━━━━━ DATA SUPPLIED ━━━━━

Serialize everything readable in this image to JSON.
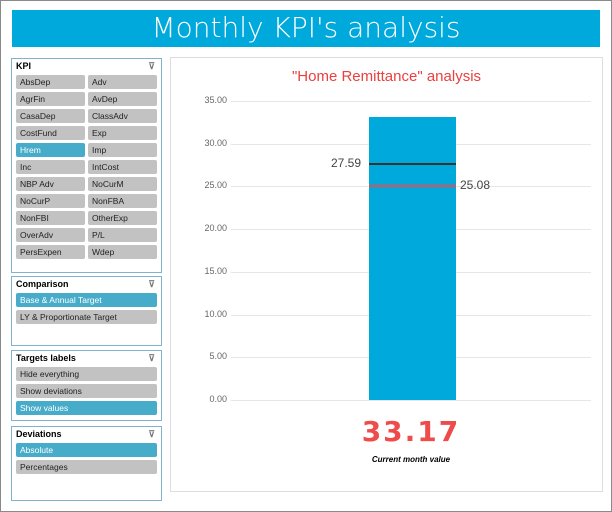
{
  "header": {
    "title": "Monthly KPI's analysis"
  },
  "slicers": [
    {
      "title": "KPI",
      "layout": "half",
      "selected": "Hrem",
      "items": [
        "AbsDep",
        "Adv",
        "AgrFin",
        "AvDep",
        "CasaDep",
        "ClassAdv",
        "CostFund",
        "Exp",
        "Hrem",
        "Imp",
        "Inc",
        "IntCost",
        "NBP Adv",
        "NoCurM",
        "NoCurP",
        "NonFBA",
        "NonFBI",
        "OtherExp",
        "OverAdv",
        "P/L",
        "PersExpen",
        "Wdep"
      ]
    },
    {
      "title": "Comparison",
      "layout": "full",
      "selected": "Base & Annual Target",
      "items": [
        "Base & Annual Target",
        "LY & Proportionate Target"
      ]
    },
    {
      "title": "Targets labels",
      "layout": "full",
      "selected": "Show values",
      "items": [
        "Hide everything",
        "Show deviations",
        "Show values"
      ]
    },
    {
      "title": "Deviations",
      "layout": "full",
      "selected": "Absolute",
      "items": [
        "Absolute",
        "Percentages"
      ]
    }
  ],
  "chart_data": {
    "type": "bar",
    "title": "\"Home Remittance\" analysis",
    "ylim": [
      0,
      35
    ],
    "yticks": [
      "0.00",
      "5.00",
      "10.00",
      "15.00",
      "20.00",
      "25.00",
      "30.00",
      "35.00"
    ],
    "value": 33.17,
    "targets": [
      {
        "value": 27.59,
        "label": "27.59",
        "color": "#333333"
      },
      {
        "value": 25.08,
        "label": "25.08",
        "color": "#ef4b4b"
      }
    ],
    "bar_color": "#00a9dc",
    "value_label": "33.17",
    "caption": "Current month value"
  }
}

━━━━━

• _OBJECTIVE_: Copy each line of the records precisely and drop any images they hold.

• _EXERCISE ANSWER_:
Serialize everything readable in this image to JSON.
{
  "header": {
    "title": "Monthly KPI's analysis"
  },
  "slicers": [
    {
      "title": "KPI",
      "layout": "half",
      "selected": "Hrem",
      "items": [
        "AbsDep",
        "Adv",
        "AgrFin",
        "AvDep",
        "CasaDep",
        "ClassAdv",
        "CostFund",
        "Exp",
        "Hrem",
        "Imp",
        "Inc",
        "IntCost",
        "NBP Adv",
        "NoCurM",
        "NoCurP",
        "NonFBA",
        "NonFBI",
        "OtherExp",
        "OverAdv",
        "P/L",
        "PersExpen",
        "Wdep"
      ]
    },
    {
      "title": "Comparison",
      "layout": "full",
      "selected": "Base & Annual Target",
      "items": [
        "Base & Annual Target",
        "LY & Proportionate Target"
      ]
    },
    {
      "title": "Targets labels",
      "layout": "full",
      "selected": "Show values",
      "items": [
        "Hide everything",
        "Show deviations",
        "Show values"
      ]
    },
    {
      "title": "Deviations",
      "layout": "full",
      "selected": "Absolute",
      "items": [
        "Absolute",
        "Percentages"
      ]
    }
  ],
  "chart_data": {
    "type": "bar",
    "title": "\"Home Remittance\" analysis",
    "ylim": [
      0,
      35
    ],
    "yticks": [
      "0.00",
      "5.00",
      "10.00",
      "15.00",
      "20.00",
      "25.00",
      "30.00",
      "35.00"
    ],
    "value": 33.17,
    "targets": [
      {
        "value": 27.59,
        "label": "27.59",
        "color": "#333333"
      },
      {
        "value": 25.08,
        "label": "25.08",
        "color": "#ef4b4b"
      }
    ],
    "bar_color": "#00a9dc",
    "value_label": "33.17",
    "caption": "Current month value"
  }
}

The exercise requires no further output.